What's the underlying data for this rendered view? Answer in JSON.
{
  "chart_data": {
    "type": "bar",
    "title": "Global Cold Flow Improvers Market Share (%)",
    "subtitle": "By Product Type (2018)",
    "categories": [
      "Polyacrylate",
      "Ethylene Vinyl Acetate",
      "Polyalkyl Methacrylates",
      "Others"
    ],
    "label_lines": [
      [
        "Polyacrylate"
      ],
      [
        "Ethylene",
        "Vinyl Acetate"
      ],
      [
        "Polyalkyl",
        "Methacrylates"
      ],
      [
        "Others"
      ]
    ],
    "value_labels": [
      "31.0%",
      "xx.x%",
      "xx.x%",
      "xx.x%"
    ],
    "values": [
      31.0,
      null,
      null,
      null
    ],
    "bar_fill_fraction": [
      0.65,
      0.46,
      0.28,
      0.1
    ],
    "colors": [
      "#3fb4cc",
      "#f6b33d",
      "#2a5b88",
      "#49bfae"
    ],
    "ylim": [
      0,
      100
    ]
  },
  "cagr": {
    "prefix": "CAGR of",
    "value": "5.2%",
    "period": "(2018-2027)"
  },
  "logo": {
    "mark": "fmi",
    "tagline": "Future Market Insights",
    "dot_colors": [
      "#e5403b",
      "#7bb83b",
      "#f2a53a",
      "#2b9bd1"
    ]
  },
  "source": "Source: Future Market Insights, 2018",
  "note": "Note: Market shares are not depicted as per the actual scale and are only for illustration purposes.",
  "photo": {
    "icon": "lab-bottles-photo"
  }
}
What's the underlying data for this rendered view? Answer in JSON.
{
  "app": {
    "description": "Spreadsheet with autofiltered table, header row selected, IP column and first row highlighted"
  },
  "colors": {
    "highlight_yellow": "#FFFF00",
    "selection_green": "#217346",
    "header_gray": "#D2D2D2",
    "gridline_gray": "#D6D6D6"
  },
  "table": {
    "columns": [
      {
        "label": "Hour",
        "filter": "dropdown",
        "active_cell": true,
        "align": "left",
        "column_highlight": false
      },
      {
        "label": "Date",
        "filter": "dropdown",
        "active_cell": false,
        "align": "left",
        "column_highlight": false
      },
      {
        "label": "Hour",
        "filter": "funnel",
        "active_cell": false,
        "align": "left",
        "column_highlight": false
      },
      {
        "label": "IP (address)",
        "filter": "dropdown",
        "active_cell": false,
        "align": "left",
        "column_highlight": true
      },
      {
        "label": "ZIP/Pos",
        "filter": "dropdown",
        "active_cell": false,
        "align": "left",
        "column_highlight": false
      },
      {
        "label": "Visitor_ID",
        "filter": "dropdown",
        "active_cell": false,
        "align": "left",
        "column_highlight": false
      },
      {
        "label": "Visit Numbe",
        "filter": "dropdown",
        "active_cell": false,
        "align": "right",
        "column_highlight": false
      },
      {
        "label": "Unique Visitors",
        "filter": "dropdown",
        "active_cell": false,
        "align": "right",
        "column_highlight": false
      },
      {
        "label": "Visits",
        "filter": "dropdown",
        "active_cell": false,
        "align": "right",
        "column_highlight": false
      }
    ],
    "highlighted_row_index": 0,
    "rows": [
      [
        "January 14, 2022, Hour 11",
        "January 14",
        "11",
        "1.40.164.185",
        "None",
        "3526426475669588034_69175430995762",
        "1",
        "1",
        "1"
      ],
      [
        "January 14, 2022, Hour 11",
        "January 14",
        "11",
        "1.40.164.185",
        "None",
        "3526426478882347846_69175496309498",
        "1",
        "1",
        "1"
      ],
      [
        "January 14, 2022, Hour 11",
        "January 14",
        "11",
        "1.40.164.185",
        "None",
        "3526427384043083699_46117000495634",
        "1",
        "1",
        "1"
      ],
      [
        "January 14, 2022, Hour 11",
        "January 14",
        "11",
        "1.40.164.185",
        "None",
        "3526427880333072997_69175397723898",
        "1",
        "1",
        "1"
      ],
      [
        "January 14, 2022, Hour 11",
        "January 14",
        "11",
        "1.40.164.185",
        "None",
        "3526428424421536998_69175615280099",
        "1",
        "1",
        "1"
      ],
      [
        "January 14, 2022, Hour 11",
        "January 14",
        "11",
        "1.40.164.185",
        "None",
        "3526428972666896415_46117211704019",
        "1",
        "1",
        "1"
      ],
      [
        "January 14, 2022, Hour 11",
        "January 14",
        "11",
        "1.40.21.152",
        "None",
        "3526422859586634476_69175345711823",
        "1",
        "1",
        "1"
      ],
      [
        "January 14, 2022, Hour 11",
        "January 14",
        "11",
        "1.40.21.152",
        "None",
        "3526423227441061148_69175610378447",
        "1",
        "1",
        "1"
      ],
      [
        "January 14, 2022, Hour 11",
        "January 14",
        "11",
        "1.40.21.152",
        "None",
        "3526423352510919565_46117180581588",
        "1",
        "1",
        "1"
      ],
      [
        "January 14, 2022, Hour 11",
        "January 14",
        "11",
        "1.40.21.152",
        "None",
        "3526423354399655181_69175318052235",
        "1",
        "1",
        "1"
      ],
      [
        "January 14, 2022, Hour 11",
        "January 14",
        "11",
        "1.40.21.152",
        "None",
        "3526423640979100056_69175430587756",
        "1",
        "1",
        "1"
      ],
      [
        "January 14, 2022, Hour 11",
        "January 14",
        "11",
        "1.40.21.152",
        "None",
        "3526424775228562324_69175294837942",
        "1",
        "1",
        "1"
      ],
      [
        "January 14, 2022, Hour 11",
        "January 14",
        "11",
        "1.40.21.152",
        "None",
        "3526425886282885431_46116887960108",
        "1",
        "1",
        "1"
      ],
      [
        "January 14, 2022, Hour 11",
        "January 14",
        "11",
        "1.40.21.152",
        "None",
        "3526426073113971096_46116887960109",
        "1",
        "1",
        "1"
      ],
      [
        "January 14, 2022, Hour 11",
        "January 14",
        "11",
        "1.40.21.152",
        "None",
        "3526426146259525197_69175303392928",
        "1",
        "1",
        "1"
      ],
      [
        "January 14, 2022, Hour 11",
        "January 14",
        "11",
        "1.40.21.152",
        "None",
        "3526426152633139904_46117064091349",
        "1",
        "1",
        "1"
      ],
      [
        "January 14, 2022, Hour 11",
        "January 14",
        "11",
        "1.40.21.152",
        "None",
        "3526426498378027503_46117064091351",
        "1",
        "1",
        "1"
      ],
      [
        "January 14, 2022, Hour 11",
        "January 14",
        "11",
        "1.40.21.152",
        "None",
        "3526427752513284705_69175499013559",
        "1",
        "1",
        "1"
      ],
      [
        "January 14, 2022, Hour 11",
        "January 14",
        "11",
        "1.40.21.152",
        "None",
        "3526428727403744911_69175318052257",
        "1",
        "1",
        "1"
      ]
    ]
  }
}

────────────────

▸ TASK TO CARRY OUT: Which lines contain "Market"? Copy each of them.

▸ TASK RESPONSE:
    "title": "Global Cold Flow Improvers Market Share (%)",
    "tagline": "Future Market Insights",
  "source": "Source: Future Market Insights, 2018",
  "note": "Note: Market shares are not depicted as per the actual scale and are only for illustration purposes.",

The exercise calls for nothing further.